WRITTEN PROBLEM:
Copy the data that follows, character for character, minus the pictures.

----- THE DATA

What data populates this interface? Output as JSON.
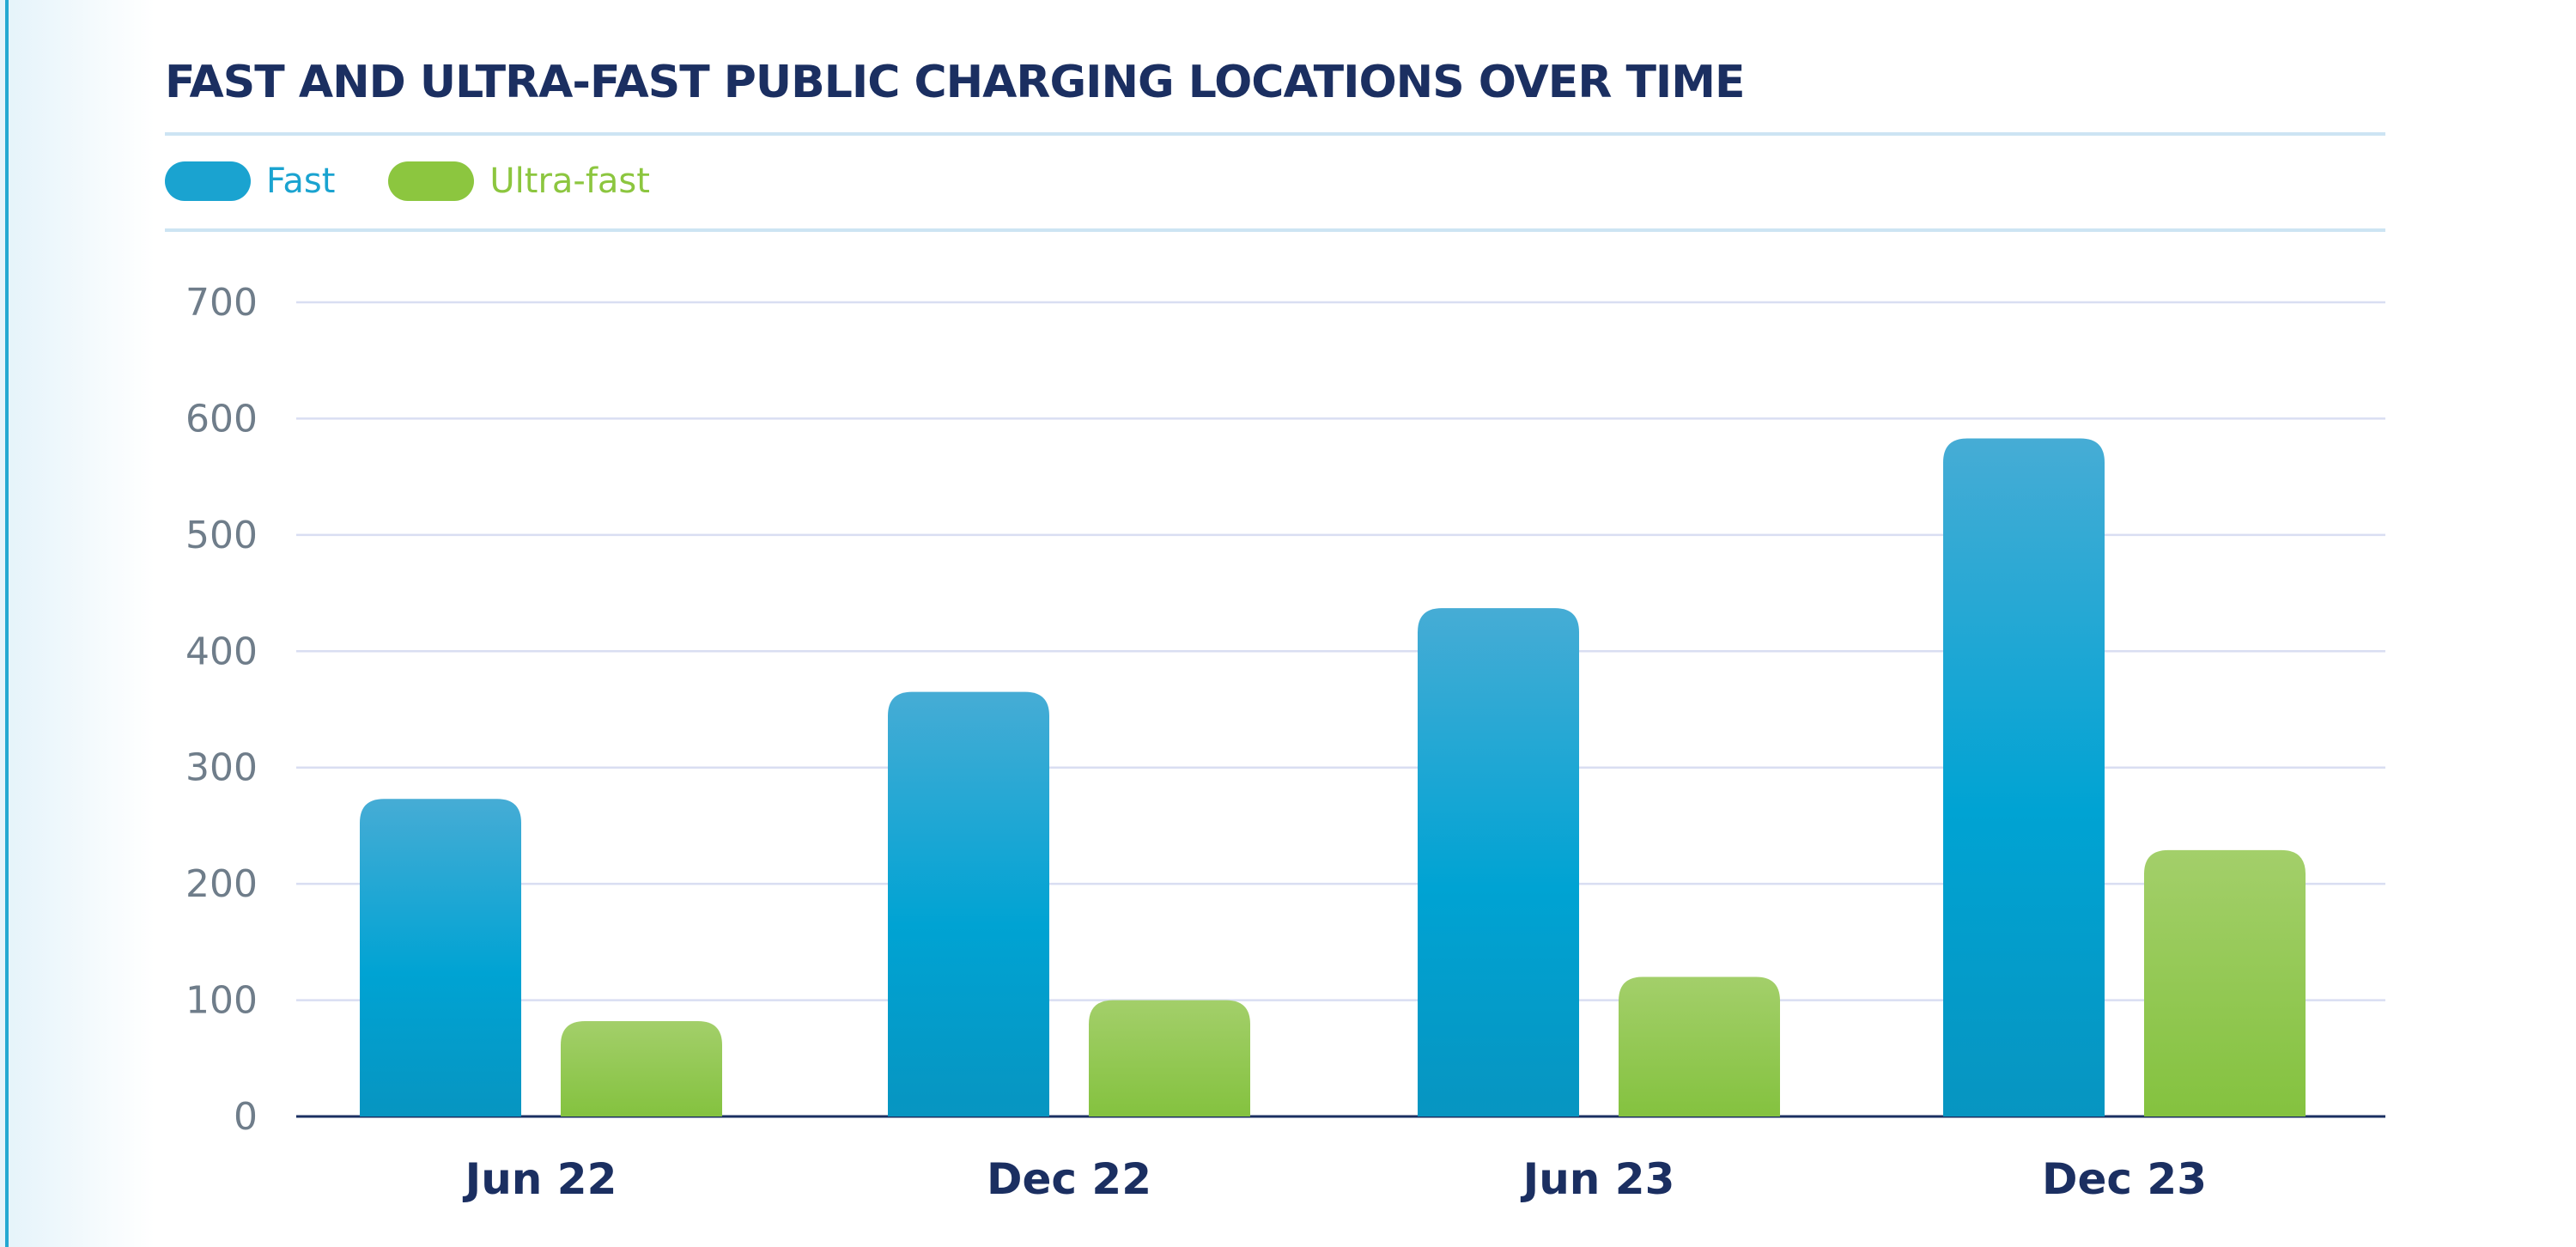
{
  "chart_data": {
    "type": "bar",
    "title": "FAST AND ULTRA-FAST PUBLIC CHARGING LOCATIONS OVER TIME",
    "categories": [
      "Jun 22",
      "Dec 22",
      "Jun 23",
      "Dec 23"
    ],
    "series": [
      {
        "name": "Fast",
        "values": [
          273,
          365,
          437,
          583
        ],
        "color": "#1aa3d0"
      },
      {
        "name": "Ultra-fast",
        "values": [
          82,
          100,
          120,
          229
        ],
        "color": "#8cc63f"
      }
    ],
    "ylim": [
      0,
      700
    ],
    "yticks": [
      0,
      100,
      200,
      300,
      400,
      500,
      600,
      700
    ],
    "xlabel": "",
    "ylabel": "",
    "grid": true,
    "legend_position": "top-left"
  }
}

----------

REPLY TO THE TASK:
What data populates this interface? Output as JSON.
{
  "chart_data": {
    "type": "bar",
    "title": "FAST AND ULTRA-FAST PUBLIC CHARGING LOCATIONS OVER TIME",
    "categories": [
      "Jun 22",
      "Dec 22",
      "Jun 23",
      "Dec 23"
    ],
    "series": [
      {
        "name": "Fast",
        "values": [
          273,
          365,
          437,
          583
        ],
        "color": "#1aa3d0"
      },
      {
        "name": "Ultra-fast",
        "values": [
          82,
          100,
          120,
          229
        ],
        "color": "#8cc63f"
      }
    ],
    "ylim": [
      0,
      700
    ],
    "yticks": [
      0,
      100,
      200,
      300,
      400,
      500,
      600,
      700
    ],
    "xlabel": "",
    "ylabel": "",
    "grid": true,
    "legend_position": "top-left"
  }
}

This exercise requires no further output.